TASK: Within the listing below, locate all lines containing the word "bayern". Copy each one.

** Begin **

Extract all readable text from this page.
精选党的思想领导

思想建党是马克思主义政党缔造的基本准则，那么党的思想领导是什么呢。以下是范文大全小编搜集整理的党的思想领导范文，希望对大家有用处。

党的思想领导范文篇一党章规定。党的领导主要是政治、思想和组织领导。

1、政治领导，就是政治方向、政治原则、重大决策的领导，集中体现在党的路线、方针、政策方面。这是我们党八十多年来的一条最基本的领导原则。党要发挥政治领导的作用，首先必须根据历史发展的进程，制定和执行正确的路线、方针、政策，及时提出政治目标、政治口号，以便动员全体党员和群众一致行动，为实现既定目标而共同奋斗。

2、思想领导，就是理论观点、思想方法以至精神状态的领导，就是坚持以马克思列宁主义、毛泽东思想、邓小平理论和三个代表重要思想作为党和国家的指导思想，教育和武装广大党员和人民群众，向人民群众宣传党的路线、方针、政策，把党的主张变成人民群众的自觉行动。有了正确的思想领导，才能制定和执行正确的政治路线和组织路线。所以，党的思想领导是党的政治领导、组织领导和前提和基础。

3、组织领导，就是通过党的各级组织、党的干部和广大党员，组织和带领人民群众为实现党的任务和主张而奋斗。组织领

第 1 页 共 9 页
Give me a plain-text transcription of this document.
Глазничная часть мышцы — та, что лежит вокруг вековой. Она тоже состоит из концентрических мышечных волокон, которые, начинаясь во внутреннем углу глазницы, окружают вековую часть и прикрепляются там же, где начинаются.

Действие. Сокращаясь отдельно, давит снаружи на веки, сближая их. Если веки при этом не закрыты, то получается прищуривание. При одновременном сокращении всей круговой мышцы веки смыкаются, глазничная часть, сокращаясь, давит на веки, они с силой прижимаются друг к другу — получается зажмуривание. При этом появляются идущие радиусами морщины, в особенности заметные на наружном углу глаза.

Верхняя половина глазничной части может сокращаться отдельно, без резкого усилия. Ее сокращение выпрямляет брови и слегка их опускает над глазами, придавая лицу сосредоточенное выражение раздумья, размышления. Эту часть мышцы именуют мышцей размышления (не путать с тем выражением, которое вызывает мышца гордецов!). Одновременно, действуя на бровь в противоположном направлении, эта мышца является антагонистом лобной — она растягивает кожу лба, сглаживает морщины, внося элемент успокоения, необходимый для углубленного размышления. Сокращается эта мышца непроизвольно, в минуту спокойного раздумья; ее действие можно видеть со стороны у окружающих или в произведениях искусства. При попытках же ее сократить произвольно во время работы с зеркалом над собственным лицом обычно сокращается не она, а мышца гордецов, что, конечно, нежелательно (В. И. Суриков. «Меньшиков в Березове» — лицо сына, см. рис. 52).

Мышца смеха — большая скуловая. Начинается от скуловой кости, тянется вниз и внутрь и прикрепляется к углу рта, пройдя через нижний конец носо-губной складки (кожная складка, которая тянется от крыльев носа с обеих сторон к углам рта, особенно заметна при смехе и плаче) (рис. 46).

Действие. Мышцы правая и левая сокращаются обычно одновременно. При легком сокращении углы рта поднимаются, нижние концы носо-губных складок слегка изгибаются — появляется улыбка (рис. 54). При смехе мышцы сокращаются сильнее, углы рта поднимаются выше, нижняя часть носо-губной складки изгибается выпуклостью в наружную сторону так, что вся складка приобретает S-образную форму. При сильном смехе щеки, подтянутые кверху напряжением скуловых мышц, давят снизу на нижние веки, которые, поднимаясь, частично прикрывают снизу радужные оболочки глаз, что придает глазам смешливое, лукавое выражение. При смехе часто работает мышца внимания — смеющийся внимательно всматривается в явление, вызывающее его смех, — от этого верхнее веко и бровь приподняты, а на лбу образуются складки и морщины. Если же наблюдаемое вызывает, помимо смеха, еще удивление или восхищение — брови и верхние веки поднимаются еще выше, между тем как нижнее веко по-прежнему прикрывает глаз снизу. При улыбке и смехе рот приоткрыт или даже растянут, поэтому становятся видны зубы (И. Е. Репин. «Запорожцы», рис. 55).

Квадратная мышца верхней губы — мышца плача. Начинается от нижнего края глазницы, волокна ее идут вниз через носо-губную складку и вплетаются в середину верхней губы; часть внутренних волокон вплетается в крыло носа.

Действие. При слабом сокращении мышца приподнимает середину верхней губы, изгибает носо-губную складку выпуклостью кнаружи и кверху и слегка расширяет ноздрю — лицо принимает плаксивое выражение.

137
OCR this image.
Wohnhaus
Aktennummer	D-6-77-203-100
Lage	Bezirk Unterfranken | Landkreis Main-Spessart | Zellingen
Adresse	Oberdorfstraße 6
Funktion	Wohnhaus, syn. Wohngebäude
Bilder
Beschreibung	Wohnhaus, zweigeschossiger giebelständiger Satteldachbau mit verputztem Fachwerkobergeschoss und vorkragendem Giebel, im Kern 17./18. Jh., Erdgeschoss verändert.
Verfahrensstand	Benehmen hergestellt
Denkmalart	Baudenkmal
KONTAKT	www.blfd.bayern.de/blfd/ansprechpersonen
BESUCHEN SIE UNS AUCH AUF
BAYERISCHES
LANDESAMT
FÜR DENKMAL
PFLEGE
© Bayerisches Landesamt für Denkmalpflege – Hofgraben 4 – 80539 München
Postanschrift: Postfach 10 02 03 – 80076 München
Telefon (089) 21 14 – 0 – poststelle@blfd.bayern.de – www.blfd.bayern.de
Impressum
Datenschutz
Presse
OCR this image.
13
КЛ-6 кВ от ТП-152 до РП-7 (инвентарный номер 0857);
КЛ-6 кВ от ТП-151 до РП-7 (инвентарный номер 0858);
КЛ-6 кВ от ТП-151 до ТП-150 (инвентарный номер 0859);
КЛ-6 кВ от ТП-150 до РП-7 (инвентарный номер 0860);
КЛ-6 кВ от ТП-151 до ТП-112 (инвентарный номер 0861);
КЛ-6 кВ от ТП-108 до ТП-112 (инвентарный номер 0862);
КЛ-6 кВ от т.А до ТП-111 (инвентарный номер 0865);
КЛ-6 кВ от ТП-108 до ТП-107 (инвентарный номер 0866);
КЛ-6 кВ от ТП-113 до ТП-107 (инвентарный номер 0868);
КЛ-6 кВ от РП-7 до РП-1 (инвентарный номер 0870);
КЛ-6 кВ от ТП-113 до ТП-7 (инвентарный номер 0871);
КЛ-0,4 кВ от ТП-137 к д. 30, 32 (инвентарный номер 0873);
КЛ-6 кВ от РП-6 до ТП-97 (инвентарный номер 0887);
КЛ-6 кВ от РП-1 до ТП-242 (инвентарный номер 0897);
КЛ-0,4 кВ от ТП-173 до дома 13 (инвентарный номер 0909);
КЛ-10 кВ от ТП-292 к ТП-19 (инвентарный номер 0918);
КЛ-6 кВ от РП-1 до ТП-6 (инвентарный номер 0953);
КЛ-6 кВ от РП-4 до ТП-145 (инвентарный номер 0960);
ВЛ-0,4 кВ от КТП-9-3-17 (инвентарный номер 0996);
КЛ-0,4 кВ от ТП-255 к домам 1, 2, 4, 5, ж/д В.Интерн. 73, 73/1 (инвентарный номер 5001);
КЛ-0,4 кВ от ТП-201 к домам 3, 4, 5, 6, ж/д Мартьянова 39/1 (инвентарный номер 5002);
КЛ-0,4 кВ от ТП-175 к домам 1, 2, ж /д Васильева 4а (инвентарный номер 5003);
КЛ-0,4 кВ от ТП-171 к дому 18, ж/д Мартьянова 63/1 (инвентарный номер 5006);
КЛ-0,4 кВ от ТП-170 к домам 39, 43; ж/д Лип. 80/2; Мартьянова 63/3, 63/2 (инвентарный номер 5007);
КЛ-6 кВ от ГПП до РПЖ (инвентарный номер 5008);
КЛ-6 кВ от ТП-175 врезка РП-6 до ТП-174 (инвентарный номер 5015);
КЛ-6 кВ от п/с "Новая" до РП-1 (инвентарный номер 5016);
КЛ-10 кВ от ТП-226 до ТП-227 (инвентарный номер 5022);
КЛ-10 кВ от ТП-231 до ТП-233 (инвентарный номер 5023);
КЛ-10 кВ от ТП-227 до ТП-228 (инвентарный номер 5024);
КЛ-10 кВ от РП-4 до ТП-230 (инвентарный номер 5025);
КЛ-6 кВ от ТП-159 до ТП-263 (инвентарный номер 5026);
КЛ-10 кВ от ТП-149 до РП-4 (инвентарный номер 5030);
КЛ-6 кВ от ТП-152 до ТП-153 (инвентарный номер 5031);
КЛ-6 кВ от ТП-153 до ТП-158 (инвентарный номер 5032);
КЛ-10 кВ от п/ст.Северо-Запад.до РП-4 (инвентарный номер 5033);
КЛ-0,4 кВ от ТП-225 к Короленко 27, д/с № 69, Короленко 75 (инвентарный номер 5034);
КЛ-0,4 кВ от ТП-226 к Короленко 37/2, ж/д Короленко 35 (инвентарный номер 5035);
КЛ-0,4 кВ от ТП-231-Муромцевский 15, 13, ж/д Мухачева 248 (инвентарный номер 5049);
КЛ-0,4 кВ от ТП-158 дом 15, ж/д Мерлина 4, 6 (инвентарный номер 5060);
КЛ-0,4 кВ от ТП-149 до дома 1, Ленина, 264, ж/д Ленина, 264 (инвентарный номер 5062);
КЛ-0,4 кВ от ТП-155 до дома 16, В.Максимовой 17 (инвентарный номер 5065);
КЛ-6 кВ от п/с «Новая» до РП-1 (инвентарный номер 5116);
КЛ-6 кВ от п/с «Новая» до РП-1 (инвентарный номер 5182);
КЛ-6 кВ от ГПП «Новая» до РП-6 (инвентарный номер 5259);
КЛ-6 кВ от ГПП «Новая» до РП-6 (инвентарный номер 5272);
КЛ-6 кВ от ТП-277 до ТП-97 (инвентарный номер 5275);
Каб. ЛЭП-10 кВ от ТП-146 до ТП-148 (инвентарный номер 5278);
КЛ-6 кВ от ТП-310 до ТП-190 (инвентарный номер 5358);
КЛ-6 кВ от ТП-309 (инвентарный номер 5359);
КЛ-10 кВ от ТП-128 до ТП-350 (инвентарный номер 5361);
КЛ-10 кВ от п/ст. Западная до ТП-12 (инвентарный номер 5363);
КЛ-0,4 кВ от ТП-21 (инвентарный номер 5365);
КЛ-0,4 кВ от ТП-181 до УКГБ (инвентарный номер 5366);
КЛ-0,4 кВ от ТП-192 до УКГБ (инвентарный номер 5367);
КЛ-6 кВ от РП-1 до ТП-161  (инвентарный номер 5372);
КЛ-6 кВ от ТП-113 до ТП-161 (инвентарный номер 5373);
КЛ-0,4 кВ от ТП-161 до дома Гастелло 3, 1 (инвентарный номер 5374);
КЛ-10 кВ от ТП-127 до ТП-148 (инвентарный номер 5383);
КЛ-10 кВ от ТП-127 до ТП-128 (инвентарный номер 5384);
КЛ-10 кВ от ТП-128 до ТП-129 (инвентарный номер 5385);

** End **

WRITTEN ANSWER:
KONTAKT	www.blfd.bayern.de/blfd/ansprechpersonen
Telefon (089) 21 14 – 0 – poststelle@blfd.bayern.de – www.blfd.bayern.de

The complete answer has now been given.